- [Written instruction] Show each line that has the string "Summoner" in it.

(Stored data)
-------

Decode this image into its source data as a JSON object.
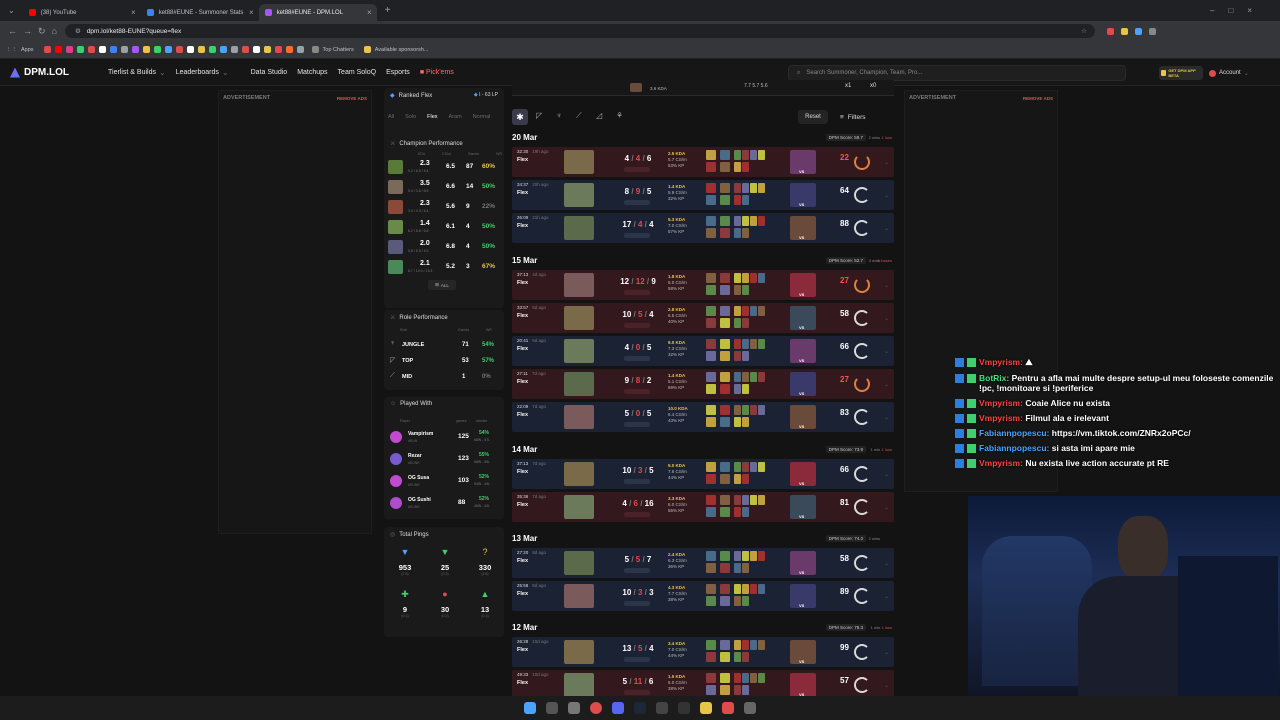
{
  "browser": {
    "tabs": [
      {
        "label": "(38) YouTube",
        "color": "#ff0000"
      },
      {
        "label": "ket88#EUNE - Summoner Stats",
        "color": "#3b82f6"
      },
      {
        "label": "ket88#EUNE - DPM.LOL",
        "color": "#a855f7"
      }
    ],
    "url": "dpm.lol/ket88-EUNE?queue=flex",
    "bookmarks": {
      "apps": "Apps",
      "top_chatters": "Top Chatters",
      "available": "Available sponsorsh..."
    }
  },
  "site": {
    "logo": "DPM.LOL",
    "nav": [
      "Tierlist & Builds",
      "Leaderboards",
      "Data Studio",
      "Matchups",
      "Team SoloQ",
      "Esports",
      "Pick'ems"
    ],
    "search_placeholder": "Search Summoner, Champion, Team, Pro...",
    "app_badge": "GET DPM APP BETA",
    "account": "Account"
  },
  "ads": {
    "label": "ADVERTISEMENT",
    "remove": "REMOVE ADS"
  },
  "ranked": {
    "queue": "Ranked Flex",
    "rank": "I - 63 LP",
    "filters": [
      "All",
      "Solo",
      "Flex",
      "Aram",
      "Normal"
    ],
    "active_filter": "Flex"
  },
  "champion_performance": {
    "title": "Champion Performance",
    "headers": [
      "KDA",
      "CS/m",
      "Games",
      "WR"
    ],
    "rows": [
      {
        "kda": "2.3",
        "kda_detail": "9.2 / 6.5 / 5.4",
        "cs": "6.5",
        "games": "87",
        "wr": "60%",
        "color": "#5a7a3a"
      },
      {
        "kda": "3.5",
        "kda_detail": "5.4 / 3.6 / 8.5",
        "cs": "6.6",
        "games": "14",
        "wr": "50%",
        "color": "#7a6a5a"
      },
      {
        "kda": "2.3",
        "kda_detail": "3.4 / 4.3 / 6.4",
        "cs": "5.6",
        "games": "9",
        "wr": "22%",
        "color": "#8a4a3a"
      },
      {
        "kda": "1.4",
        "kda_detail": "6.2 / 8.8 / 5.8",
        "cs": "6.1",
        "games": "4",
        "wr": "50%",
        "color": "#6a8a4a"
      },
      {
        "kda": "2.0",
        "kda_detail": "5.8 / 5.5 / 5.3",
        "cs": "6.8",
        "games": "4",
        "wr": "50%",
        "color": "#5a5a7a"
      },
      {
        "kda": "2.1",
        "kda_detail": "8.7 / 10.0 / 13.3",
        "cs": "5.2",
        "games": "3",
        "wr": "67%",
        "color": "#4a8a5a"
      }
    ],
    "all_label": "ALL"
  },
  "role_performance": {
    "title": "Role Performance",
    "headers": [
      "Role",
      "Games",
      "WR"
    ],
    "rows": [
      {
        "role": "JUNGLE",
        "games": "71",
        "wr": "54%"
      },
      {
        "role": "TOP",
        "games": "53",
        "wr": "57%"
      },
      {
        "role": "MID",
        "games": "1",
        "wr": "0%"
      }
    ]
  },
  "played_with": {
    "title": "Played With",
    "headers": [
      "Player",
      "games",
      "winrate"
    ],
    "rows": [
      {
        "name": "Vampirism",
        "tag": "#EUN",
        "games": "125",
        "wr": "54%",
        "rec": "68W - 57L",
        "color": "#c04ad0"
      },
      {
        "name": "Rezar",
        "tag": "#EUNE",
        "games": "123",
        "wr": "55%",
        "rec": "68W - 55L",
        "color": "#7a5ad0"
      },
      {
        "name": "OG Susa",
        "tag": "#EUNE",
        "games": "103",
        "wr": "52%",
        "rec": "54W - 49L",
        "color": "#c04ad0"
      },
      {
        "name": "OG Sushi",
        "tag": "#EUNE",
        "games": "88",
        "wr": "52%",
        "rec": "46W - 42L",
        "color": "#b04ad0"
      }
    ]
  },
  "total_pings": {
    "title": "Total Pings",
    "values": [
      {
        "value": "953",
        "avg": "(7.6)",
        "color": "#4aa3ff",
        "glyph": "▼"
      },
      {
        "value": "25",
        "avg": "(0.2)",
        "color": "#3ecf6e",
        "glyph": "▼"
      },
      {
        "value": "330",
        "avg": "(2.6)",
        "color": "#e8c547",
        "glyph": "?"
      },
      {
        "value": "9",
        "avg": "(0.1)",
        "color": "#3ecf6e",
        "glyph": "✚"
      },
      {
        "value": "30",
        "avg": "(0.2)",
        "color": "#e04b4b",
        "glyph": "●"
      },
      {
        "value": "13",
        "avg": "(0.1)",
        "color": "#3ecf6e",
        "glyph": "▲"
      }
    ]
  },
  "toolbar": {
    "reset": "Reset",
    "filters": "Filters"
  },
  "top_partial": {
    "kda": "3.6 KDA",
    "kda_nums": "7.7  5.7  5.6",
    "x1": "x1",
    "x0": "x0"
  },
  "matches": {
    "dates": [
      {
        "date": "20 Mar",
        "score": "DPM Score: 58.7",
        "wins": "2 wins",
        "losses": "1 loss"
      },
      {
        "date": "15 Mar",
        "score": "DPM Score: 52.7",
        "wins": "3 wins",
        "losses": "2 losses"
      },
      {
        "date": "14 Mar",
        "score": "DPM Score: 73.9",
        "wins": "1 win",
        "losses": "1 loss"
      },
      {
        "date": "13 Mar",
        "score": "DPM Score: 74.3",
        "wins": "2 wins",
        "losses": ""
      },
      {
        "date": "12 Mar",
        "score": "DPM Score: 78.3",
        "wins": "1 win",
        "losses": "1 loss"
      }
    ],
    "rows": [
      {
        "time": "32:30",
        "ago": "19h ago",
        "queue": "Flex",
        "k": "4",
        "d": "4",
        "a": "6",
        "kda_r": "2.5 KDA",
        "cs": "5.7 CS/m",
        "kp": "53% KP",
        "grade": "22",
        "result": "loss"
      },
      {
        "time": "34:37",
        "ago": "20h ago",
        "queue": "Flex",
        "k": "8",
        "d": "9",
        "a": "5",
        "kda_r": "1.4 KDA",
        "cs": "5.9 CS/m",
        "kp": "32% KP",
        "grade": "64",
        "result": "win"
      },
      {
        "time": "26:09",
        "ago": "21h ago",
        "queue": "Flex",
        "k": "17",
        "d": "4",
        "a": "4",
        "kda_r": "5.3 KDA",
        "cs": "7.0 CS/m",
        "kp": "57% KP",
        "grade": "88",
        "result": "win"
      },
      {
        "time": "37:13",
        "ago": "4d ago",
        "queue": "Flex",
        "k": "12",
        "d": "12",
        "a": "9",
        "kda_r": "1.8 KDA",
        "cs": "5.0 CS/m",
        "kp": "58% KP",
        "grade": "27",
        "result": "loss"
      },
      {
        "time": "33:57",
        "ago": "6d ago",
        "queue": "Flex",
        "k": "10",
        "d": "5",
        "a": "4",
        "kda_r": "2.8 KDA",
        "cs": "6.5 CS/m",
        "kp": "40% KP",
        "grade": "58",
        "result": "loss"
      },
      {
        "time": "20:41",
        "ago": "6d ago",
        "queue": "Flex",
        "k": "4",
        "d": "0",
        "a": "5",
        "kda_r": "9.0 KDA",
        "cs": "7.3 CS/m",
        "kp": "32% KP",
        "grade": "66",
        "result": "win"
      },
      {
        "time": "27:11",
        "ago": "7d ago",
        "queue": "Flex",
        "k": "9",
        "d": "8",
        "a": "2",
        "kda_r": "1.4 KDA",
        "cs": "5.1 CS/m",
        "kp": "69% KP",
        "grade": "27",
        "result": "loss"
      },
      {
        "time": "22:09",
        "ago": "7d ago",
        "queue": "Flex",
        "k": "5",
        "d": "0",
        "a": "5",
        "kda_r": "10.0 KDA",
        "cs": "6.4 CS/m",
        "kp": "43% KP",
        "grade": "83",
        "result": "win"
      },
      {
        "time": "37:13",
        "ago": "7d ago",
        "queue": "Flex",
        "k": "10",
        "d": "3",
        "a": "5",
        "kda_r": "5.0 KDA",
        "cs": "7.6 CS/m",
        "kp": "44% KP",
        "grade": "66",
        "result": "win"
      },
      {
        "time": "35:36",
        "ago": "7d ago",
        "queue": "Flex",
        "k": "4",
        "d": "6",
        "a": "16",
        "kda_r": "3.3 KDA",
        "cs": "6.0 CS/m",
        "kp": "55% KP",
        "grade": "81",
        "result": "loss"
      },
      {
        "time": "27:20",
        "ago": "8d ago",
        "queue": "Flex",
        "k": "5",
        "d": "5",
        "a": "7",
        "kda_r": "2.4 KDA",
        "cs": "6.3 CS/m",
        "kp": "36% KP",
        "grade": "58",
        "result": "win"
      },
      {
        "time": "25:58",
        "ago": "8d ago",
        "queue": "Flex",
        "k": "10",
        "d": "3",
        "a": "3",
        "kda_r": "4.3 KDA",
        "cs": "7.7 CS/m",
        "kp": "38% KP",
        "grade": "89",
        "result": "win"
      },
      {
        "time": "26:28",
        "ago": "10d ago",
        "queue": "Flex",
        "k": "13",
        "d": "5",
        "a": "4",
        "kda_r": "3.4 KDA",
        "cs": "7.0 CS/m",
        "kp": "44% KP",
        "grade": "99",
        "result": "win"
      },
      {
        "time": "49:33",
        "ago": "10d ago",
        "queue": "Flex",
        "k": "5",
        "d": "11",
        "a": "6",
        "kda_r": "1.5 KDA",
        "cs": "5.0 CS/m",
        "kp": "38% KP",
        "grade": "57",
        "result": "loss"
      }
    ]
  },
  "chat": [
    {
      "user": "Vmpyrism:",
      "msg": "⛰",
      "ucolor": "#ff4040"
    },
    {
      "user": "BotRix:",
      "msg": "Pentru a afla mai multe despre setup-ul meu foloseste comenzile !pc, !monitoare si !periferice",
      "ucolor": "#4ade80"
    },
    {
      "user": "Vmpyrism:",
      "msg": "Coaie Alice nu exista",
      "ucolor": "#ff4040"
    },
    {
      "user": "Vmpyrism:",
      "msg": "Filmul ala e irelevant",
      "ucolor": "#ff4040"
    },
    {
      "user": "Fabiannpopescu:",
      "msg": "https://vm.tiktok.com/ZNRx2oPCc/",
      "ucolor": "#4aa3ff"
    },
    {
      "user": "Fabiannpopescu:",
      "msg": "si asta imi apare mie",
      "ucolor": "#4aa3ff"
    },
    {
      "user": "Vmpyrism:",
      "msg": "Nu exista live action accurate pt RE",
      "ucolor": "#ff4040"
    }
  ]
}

-------

- [Output below]
        "label": "ket88#EUNE - Summoner Stats",
    "search_placeholder": "Search Summoner, Champion, Team, Pro...",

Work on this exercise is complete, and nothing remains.